Material to process:
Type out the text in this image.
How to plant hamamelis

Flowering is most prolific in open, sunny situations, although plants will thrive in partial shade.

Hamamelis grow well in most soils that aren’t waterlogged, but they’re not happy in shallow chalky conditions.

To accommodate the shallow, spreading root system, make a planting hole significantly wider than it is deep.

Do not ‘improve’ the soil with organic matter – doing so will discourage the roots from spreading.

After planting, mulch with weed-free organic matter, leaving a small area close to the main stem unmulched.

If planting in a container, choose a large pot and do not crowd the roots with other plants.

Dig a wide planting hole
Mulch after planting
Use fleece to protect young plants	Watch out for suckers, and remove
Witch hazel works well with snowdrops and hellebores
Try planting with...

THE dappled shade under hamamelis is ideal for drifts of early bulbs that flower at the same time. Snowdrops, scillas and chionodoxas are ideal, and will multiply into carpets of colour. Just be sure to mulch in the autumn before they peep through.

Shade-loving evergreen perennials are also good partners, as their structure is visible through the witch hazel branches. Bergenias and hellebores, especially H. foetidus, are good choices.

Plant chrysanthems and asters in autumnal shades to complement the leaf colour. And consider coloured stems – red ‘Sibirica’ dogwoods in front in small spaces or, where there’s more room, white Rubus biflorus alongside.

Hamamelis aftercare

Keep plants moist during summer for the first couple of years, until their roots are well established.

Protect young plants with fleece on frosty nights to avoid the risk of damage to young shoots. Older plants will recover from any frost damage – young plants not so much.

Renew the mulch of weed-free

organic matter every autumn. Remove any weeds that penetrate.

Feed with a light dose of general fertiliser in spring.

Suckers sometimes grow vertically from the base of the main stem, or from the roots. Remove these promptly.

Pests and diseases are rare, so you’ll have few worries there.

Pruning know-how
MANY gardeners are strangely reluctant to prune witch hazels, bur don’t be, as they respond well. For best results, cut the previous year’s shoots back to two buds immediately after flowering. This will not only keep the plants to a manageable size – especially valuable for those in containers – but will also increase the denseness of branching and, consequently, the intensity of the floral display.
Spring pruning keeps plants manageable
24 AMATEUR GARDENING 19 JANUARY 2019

What is asked: How many of these lines contain "from"? Write only the number.

Finished answer: 3